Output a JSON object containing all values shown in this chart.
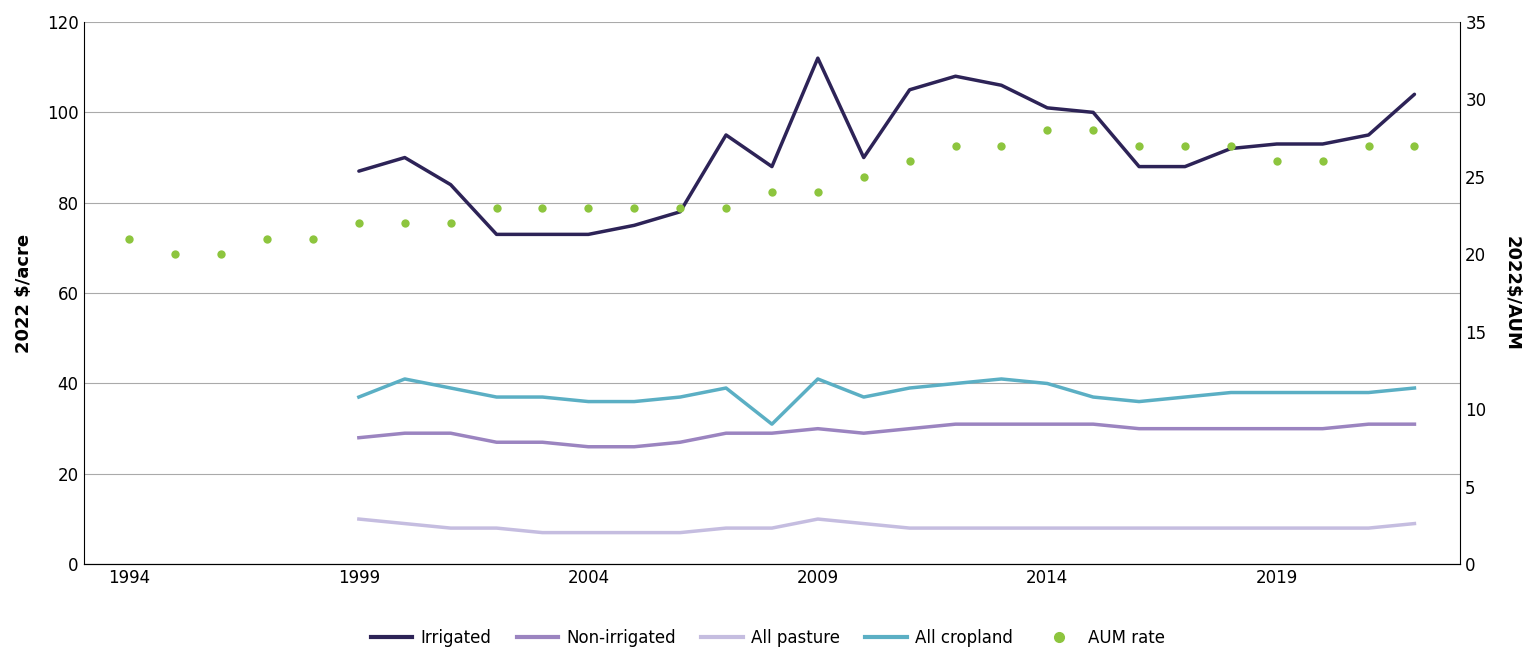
{
  "years": [
    1994,
    1995,
    1996,
    1997,
    1998,
    1999,
    2000,
    2001,
    2002,
    2003,
    2004,
    2005,
    2006,
    2007,
    2008,
    2009,
    2010,
    2011,
    2012,
    2013,
    2014,
    2015,
    2016,
    2017,
    2018,
    2019,
    2020,
    2021,
    2022
  ],
  "irrigated": [
    null,
    null,
    null,
    null,
    null,
    87,
    90,
    84,
    73,
    73,
    73,
    75,
    78,
    95,
    88,
    112,
    90,
    105,
    108,
    106,
    101,
    100,
    88,
    88,
    92,
    93,
    93,
    95,
    104
  ],
  "non_irrigated": [
    null,
    null,
    null,
    null,
    null,
    28,
    29,
    29,
    27,
    27,
    26,
    26,
    27,
    29,
    29,
    30,
    29,
    30,
    31,
    31,
    31,
    31,
    30,
    30,
    30,
    30,
    30,
    31,
    31
  ],
  "all_pasture": [
    null,
    null,
    null,
    null,
    null,
    10,
    9,
    8,
    8,
    7,
    7,
    7,
    7,
    8,
    8,
    10,
    9,
    8,
    8,
    8,
    8,
    8,
    8,
    8,
    8,
    8,
    8,
    8,
    9
  ],
  "all_cropland": [
    null,
    null,
    null,
    null,
    null,
    37,
    41,
    39,
    37,
    37,
    36,
    36,
    37,
    39,
    31,
    41,
    37,
    39,
    40,
    41,
    40,
    37,
    36,
    37,
    38,
    38,
    38,
    38,
    39
  ],
  "aum_rate_years": [
    1994,
    1995,
    1996,
    1997,
    1998,
    1999,
    2000,
    2001,
    2002,
    2003,
    2004,
    2005,
    2006,
    2007,
    2008,
    2009,
    2010,
    2011,
    2012,
    2013,
    2014,
    2015,
    2016,
    2017,
    2018,
    2019,
    2020,
    2021,
    2022
  ],
  "aum_rate": [
    21,
    20,
    20,
    21,
    21,
    22,
    22,
    22,
    23,
    23,
    23,
    23,
    23,
    23,
    24,
    24,
    25,
    26,
    27,
    27,
    28,
    28,
    27,
    27,
    27,
    26,
    26,
    27,
    27
  ],
  "irrigated_color": "#2d2357",
  "non_irrigated_color": "#9b84c0",
  "all_pasture_color": "#c5bde0",
  "all_cropland_color": "#5bafc4",
  "aum_rate_color": "#8dc53e",
  "ylabel_left": "2022 $/acre",
  "ylabel_right": "2022$/AUM",
  "ylim_left": [
    0,
    120
  ],
  "ylim_right": [
    0,
    35
  ],
  "yticks_left": [
    0,
    20,
    40,
    60,
    80,
    100,
    120
  ],
  "yticks_right": [
    0,
    5,
    10,
    15,
    20,
    25,
    30,
    35
  ],
  "xlim": [
    1993,
    2023
  ],
  "xticks": [
    1994,
    1999,
    2004,
    2009,
    2014,
    2019
  ],
  "legend_labels": [
    "Irrigated",
    "Non-irrigated",
    "All pasture",
    "All cropland",
    "AUM rate"
  ],
  "background_color": "#ffffff",
  "linewidth_main": 2.5
}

## GIVEN REQUEST
Copy all the entries word for word. Omit any pictures.

## THE ANSWER
Output a JSON object containing all values shown in this chart.
{
  "years": [
    1994,
    1995,
    1996,
    1997,
    1998,
    1999,
    2000,
    2001,
    2002,
    2003,
    2004,
    2005,
    2006,
    2007,
    2008,
    2009,
    2010,
    2011,
    2012,
    2013,
    2014,
    2015,
    2016,
    2017,
    2018,
    2019,
    2020,
    2021,
    2022
  ],
  "irrigated": [
    null,
    null,
    null,
    null,
    null,
    87,
    90,
    84,
    73,
    73,
    73,
    75,
    78,
    95,
    88,
    112,
    90,
    105,
    108,
    106,
    101,
    100,
    88,
    88,
    92,
    93,
    93,
    95,
    104
  ],
  "non_irrigated": [
    null,
    null,
    null,
    null,
    null,
    28,
    29,
    29,
    27,
    27,
    26,
    26,
    27,
    29,
    29,
    30,
    29,
    30,
    31,
    31,
    31,
    31,
    30,
    30,
    30,
    30,
    30,
    31,
    31
  ],
  "all_pasture": [
    null,
    null,
    null,
    null,
    null,
    10,
    9,
    8,
    8,
    7,
    7,
    7,
    7,
    8,
    8,
    10,
    9,
    8,
    8,
    8,
    8,
    8,
    8,
    8,
    8,
    8,
    8,
    8,
    9
  ],
  "all_cropland": [
    null,
    null,
    null,
    null,
    null,
    37,
    41,
    39,
    37,
    37,
    36,
    36,
    37,
    39,
    31,
    41,
    37,
    39,
    40,
    41,
    40,
    37,
    36,
    37,
    38,
    38,
    38,
    38,
    39
  ],
  "aum_rate_years": [
    1994,
    1995,
    1996,
    1997,
    1998,
    1999,
    2000,
    2001,
    2002,
    2003,
    2004,
    2005,
    2006,
    2007,
    2008,
    2009,
    2010,
    2011,
    2012,
    2013,
    2014,
    2015,
    2016,
    2017,
    2018,
    2019,
    2020,
    2021,
    2022
  ],
  "aum_rate": [
    21,
    20,
    20,
    21,
    21,
    22,
    22,
    22,
    23,
    23,
    23,
    23,
    23,
    23,
    24,
    24,
    25,
    26,
    27,
    27,
    28,
    28,
    27,
    27,
    27,
    26,
    26,
    27,
    27
  ],
  "irrigated_color": "#2d2357",
  "non_irrigated_color": "#9b84c0",
  "all_pasture_color": "#c5bde0",
  "all_cropland_color": "#5bafc4",
  "aum_rate_color": "#8dc53e",
  "ylabel_left": "2022 $/acre",
  "ylabel_right": "2022$/AUM",
  "ylim_left": [
    0,
    120
  ],
  "ylim_right": [
    0,
    35
  ],
  "yticks_left": [
    0,
    20,
    40,
    60,
    80,
    100,
    120
  ],
  "yticks_right": [
    0,
    5,
    10,
    15,
    20,
    25,
    30,
    35
  ],
  "xlim": [
    1993,
    2023
  ],
  "xticks": [
    1994,
    1999,
    2004,
    2009,
    2014,
    2019
  ],
  "legend_labels": [
    "Irrigated",
    "Non-irrigated",
    "All pasture",
    "All cropland",
    "AUM rate"
  ],
  "background_color": "#ffffff",
  "linewidth_main": 2.5
}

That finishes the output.